> [Problem to solve] Reproduce the data that follows in its entirety, character for character.

□ □ □ □

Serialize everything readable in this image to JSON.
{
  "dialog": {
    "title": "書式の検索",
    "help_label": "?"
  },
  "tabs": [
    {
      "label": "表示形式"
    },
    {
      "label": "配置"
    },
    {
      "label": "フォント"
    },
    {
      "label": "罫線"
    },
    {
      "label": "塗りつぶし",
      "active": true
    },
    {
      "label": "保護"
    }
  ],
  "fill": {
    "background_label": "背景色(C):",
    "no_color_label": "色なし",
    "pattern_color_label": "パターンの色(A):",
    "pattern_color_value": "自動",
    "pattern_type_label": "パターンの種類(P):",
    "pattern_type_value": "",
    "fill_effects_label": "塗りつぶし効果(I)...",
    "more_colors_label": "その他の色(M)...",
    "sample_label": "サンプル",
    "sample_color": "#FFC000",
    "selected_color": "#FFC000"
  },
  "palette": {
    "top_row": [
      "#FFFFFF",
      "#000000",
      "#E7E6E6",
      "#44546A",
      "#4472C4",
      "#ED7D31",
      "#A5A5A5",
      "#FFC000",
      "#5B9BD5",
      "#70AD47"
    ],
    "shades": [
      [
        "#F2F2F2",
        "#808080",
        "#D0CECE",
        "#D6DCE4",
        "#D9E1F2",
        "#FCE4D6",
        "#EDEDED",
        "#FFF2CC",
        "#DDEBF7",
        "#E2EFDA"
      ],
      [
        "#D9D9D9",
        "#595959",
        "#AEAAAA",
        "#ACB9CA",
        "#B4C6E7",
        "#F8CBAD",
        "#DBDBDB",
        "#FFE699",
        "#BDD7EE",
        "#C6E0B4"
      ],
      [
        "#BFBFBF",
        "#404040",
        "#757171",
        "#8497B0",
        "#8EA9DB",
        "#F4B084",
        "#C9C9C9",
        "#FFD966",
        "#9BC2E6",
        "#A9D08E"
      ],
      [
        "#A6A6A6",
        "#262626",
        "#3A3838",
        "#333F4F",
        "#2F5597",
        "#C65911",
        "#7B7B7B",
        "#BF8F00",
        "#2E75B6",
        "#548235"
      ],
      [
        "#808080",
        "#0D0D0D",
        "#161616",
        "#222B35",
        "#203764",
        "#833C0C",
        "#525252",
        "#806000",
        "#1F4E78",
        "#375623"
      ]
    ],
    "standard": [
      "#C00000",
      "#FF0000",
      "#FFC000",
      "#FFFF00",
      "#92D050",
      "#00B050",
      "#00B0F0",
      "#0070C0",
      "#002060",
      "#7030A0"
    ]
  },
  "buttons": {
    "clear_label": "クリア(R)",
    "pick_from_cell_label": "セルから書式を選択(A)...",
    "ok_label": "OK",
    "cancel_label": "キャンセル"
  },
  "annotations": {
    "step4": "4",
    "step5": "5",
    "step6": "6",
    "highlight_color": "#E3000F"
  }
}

□ □ □ □

> [Answer to the exercise]
Serialize everything readable in this image to JSON.
{
  "dialog": {
    "title": "書式の検索",
    "help_label": "?"
  },
  "tabs": [
    {
      "label": "表示形式"
    },
    {
      "label": "配置"
    },
    {
      "label": "フォント"
    },
    {
      "label": "罫線"
    },
    {
      "label": "塗りつぶし",
      "active": true
    },
    {
      "label": "保護"
    }
  ],
  "fill": {
    "background_label": "背景色(C):",
    "no_color_label": "色なし",
    "pattern_color_label": "パターンの色(A):",
    "pattern_color_value": "自動",
    "pattern_type_label": "パターンの種類(P):",
    "pattern_type_value": "",
    "fill_effects_label": "塗りつぶし効果(I)...",
    "more_colors_label": "その他の色(M)...",
    "sample_label": "サンプル",
    "sample_color": "#FFC000",
    "selected_color": "#FFC000"
  },
  "palette": {
    "top_row": [
      "#FFFFFF",
      "#000000",
      "#E7E6E6",
      "#44546A",
      "#4472C4",
      "#ED7D31",
      "#A5A5A5",
      "#FFC000",
      "#5B9BD5",
      "#70AD47"
    ],
    "shades": [
      [
        "#F2F2F2",
        "#808080",
        "#D0CECE",
        "#D6DCE4",
        "#D9E1F2",
        "#FCE4D6",
        "#EDEDED",
        "#FFF2CC",
        "#DDEBF7",
        "#E2EFDA"
      ],
      [
        "#D9D9D9",
        "#595959",
        "#AEAAAA",
        "#ACB9CA",
        "#B4C6E7",
        "#F8CBAD",
        "#DBDBDB",
        "#FFE699",
        "#BDD7EE",
        "#C6E0B4"
      ],
      [
        "#BFBFBF",
        "#404040",
        "#757171",
        "#8497B0",
        "#8EA9DB",
        "#F4B084",
        "#C9C9C9",
        "#FFD966",
        "#9BC2E6",
        "#A9D08E"
      ],
      [
        "#A6A6A6",
        "#262626",
        "#3A3838",
        "#333F4F",
        "#2F5597",
        "#C65911",
        "#7B7B7B",
        "#BF8F00",
        "#2E75B6",
        "#548235"
      ],
      [
        "#808080",
        "#0D0D0D",
        "#161616",
        "#222B35",
        "#203764",
        "#833C0C",
        "#525252",
        "#806000",
        "#1F4E78",
        "#375623"
      ]
    ],
    "standard": [
      "#C00000",
      "#FF0000",
      "#FFC000",
      "#FFFF00",
      "#92D050",
      "#00B050",
      "#00B0F0",
      "#0070C0",
      "#002060",
      "#7030A0"
    ]
  },
  "buttons": {
    "clear_label": "クリア(R)",
    "pick_from_cell_label": "セルから書式を選択(A)...",
    "ok_label": "OK",
    "cancel_label": "キャンセル"
  },
  "annotations": {
    "step4": "4",
    "step5": "5",
    "step6": "6",
    "highlight_color": "#E3000F"
  }
}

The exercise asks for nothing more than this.